WRITTEN EXERCISE:
All of the data must be printed exactly; please include every line.

## START DATASET EXTRACT

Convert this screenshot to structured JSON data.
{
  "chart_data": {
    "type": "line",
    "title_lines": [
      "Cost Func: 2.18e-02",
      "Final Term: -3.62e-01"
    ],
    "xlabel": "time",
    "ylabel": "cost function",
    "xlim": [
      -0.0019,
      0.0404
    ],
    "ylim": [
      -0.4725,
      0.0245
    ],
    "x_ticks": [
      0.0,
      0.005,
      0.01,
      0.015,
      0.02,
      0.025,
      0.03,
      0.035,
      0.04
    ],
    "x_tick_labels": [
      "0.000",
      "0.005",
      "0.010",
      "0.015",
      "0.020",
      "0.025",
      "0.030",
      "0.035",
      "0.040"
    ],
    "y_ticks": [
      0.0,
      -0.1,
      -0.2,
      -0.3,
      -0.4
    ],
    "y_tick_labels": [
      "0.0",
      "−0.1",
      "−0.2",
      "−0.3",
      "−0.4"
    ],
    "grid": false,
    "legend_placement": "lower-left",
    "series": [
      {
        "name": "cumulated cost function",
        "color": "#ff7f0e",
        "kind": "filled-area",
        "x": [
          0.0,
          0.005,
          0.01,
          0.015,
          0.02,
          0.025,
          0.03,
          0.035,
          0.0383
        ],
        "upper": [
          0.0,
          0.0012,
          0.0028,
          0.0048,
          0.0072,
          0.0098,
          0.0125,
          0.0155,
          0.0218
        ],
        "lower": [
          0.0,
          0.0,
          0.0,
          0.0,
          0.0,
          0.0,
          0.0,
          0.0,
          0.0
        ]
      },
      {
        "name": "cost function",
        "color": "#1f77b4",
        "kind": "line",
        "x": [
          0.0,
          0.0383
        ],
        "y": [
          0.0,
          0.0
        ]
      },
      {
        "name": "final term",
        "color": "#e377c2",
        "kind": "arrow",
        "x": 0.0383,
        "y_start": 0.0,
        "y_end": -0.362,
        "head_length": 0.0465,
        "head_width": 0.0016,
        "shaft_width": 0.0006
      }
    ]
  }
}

## END DATASET EXTRACT

EXERCISE RESULT:
Convert this screenshot to structured JSON data.
{
  "chart_data": {
    "type": "line",
    "title_lines": [
      "Cost Func: 2.18e-02",
      "Final Term: -3.62e-01"
    ],
    "xlabel": "time",
    "ylabel": "cost function",
    "xlim": [
      -0.0019,
      0.0404
    ],
    "ylim": [
      -0.4725,
      0.0245
    ],
    "x_ticks": [
      0.0,
      0.005,
      0.01,
      0.015,
      0.02,
      0.025,
      0.03,
      0.035,
      0.04
    ],
    "x_tick_labels": [
      "0.000",
      "0.005",
      "0.010",
      "0.015",
      "0.020",
      "0.025",
      "0.030",
      "0.035",
      "0.040"
    ],
    "y_ticks": [
      0.0,
      -0.1,
      -0.2,
      -0.3,
      -0.4
    ],
    "y_tick_labels": [
      "0.0",
      "−0.1",
      "−0.2",
      "−0.3",
      "−0.4"
    ],
    "grid": false,
    "legend_placement": "lower-left",
    "series": [
      {
        "name": "cumulated cost function",
        "color": "#ff7f0e",
        "kind": "filled-area",
        "x": [
          0.0,
          0.005,
          0.01,
          0.015,
          0.02,
          0.025,
          0.03,
          0.035,
          0.0383
        ],
        "upper": [
          0.0,
          0.0012,
          0.0028,
          0.0048,
          0.0072,
          0.0098,
          0.0125,
          0.0155,
          0.0218
        ],
        "lower": [
          0.0,
          0.0,
          0.0,
          0.0,
          0.0,
          0.0,
          0.0,
          0.0,
          0.0
        ]
      },
      {
        "name": "cost function",
        "color": "#1f77b4",
        "kind": "line",
        "x": [
          0.0,
          0.0383
        ],
        "y": [
          0.0,
          0.0
        ]
      },
      {
        "name": "final term",
        "color": "#e377c2",
        "kind": "arrow",
        "x": 0.0383,
        "y_start": 0.0,
        "y_end": -0.362,
        "head_length": 0.0465,
        "head_width": 0.0016,
        "shaft_width": 0.0006
      }
    ]
  }
}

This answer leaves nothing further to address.